[STATED PROBLEM]: Your task is to copy every line of this material exactly.
· · · · · · ·
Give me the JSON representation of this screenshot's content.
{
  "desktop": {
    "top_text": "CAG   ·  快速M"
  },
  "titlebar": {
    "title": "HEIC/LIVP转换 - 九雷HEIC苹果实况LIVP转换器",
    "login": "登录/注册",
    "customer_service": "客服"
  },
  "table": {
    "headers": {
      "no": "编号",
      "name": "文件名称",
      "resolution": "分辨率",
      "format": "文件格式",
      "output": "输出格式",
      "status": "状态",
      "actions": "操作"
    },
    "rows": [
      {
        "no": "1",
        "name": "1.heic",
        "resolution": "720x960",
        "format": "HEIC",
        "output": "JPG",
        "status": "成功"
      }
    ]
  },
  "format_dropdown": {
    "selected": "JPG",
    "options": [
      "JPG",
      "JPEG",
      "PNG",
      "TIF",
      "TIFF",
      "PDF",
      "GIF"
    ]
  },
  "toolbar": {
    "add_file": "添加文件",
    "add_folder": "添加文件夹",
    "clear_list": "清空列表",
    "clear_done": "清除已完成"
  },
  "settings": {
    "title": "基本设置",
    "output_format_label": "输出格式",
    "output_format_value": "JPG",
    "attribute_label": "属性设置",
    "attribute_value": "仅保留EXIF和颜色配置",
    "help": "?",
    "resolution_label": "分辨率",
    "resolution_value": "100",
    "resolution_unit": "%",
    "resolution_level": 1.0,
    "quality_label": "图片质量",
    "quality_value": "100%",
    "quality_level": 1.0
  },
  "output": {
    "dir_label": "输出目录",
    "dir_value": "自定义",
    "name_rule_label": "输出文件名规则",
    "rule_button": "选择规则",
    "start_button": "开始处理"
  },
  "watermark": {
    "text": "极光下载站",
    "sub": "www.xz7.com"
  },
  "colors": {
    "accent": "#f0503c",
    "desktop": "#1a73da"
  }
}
· · · · · · ·
[WORKED ANSWER]:
Give me the JSON representation of this screenshot's content.
{
  "desktop": {
    "top_text": "CAG   ·  快速M"
  },
  "titlebar": {
    "title": "HEIC/LIVP转换 - 九雷HEIC苹果实况LIVP转换器",
    "login": "登录/注册",
    "customer_service": "客服"
  },
  "table": {
    "headers": {
      "no": "编号",
      "name": "文件名称",
      "resolution": "分辨率",
      "format": "文件格式",
      "output": "输出格式",
      "status": "状态",
      "actions": "操作"
    },
    "rows": [
      {
        "no": "1",
        "name": "1.heic",
        "resolution": "720x960",
        "format": "HEIC",
        "output": "JPG",
        "status": "成功"
      }
    ]
  },
  "format_dropdown": {
    "selected": "JPG",
    "options": [
      "JPG",
      "JPEG",
      "PNG",
      "TIF",
      "TIFF",
      "PDF",
      "GIF"
    ]
  },
  "toolbar": {
    "add_file": "添加文件",
    "add_folder": "添加文件夹",
    "clear_list": "清空列表",
    "clear_done": "清除已完成"
  },
  "settings": {
    "title": "基本设置",
    "output_format_label": "输出格式",
    "output_format_value": "JPG",
    "attribute_label": "属性设置",
    "attribute_value": "仅保留EXIF和颜色配置",
    "help": "?",
    "resolution_label": "分辨率",
    "resolution_value": "100",
    "resolution_unit": "%",
    "resolution_level": 1.0,
    "quality_label": "图片质量",
    "quality_value": "100%",
    "quality_level": 1.0
  },
  "output": {
    "dir_label": "输出目录",
    "dir_value": "自定义",
    "name_rule_label": "输出文件名规则",
    "rule_button": "选择规则",
    "start_button": "开始处理"
  },
  "watermark": {
    "text": "极光下载站",
    "sub": "www.xz7.com"
  },
  "colors": {
    "accent": "#f0503c",
    "desktop": "#1a73da"
  }
}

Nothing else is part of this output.